→ **EXTRACTED RECORDS**:
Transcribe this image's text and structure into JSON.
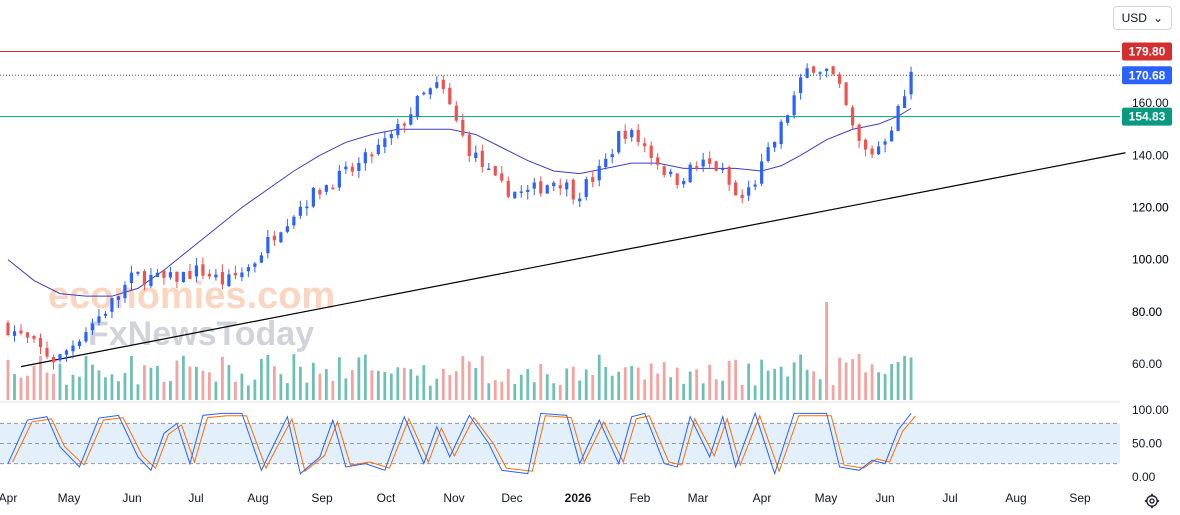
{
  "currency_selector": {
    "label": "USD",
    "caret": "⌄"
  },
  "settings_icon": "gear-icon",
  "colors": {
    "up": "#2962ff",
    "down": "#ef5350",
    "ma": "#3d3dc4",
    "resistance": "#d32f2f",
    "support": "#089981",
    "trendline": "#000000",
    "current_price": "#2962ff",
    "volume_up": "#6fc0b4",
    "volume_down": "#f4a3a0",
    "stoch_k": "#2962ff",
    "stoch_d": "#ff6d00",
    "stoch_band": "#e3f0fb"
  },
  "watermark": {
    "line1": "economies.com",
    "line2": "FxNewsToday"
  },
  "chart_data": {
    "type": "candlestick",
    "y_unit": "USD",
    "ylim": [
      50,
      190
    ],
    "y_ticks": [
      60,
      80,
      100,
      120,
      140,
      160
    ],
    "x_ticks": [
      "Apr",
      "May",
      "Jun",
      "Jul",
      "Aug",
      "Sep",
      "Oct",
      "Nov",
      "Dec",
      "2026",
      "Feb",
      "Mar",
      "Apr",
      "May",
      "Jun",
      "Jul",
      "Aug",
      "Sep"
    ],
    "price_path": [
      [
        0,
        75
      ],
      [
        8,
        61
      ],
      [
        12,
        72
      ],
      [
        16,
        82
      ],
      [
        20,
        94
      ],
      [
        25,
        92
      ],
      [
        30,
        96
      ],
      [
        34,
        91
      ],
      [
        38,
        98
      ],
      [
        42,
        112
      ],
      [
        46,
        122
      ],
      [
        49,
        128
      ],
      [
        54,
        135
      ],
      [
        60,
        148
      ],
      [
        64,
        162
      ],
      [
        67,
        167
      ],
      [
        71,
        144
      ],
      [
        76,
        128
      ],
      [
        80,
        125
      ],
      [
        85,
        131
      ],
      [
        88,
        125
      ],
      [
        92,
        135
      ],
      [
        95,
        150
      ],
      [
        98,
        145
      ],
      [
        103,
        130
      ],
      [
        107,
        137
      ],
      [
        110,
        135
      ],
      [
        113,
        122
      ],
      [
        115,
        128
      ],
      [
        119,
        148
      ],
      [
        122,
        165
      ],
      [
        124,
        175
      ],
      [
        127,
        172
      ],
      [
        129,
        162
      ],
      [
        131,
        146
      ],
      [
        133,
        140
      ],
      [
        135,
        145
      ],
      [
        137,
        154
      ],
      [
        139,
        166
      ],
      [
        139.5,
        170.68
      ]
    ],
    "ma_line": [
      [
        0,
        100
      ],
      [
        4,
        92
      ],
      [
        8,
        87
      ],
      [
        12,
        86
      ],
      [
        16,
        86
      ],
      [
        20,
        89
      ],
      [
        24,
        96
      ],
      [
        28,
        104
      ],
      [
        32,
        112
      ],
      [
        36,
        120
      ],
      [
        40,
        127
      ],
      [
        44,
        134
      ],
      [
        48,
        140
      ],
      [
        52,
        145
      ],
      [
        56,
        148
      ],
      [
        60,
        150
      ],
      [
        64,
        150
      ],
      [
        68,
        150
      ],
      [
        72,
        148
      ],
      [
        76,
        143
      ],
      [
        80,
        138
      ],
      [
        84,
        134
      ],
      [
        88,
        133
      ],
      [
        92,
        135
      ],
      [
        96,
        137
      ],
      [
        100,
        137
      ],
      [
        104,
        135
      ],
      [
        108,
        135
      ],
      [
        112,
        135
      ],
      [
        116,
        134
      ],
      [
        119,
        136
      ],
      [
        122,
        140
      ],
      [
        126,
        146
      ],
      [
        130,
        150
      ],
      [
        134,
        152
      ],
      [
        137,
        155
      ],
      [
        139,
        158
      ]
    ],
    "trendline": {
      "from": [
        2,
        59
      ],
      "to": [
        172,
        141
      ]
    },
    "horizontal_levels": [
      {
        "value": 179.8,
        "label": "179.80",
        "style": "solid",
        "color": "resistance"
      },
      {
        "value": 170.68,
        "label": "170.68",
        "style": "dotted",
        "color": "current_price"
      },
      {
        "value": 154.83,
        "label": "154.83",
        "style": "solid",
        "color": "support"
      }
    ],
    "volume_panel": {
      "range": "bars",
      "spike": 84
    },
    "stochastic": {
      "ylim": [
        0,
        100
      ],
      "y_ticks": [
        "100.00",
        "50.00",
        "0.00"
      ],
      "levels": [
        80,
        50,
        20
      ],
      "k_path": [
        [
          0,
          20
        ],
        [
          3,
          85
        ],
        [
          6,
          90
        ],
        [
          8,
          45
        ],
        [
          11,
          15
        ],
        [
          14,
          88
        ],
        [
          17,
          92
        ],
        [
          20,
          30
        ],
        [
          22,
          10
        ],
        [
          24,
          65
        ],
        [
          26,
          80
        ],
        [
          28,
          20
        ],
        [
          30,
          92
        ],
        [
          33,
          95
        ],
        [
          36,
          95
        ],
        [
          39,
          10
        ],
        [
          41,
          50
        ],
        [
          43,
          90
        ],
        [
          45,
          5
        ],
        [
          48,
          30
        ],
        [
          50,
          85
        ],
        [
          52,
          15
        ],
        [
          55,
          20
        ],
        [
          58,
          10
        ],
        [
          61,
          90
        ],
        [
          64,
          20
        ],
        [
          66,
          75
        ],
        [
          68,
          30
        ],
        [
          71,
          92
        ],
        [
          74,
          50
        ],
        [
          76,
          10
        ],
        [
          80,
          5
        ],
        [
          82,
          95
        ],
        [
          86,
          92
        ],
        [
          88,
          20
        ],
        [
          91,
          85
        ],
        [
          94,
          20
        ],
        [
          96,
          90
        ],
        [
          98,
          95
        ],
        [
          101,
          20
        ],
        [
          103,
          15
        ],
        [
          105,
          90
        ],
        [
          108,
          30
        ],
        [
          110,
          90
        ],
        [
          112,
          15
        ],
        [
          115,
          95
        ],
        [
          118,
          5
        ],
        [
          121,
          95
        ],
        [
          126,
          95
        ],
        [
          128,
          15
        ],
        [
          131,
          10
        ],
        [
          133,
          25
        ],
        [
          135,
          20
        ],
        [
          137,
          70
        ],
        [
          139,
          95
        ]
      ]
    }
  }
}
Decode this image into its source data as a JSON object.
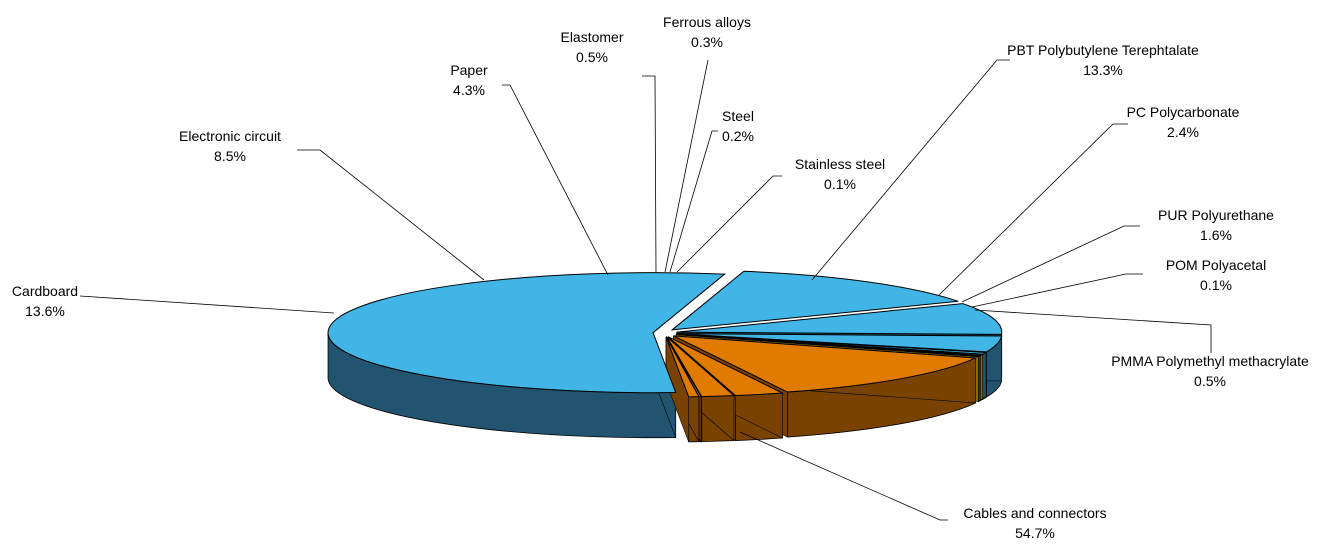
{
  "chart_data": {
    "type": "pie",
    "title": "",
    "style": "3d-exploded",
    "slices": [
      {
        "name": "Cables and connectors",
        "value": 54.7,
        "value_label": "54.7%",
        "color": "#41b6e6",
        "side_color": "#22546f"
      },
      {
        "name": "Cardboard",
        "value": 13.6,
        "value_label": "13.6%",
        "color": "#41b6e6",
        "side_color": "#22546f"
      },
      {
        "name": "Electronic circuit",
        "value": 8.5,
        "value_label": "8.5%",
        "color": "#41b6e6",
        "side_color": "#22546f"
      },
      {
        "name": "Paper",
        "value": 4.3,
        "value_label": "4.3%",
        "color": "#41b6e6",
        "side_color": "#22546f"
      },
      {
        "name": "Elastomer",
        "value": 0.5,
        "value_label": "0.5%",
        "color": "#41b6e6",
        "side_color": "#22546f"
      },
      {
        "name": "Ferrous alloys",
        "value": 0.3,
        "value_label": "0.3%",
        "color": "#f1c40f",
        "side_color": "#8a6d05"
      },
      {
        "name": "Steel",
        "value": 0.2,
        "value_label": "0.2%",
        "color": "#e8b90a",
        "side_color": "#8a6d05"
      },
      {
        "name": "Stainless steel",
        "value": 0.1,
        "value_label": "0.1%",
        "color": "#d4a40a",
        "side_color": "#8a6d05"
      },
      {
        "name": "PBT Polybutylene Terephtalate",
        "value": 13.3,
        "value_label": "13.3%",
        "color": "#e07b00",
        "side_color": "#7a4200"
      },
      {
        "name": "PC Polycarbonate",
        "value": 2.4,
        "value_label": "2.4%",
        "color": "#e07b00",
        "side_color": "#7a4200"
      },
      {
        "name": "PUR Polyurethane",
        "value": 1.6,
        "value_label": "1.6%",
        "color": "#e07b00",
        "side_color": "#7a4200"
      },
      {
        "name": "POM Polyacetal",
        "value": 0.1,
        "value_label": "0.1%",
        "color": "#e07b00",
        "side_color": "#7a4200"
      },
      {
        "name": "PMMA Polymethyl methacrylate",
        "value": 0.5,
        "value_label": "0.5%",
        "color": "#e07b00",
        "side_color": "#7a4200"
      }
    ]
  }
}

→ **TASK BRIEF**: The word "style" may turn up on some lines of these records; say how many, with no other words.

→ **SOLUTION TO THIS PROBLEM**: 4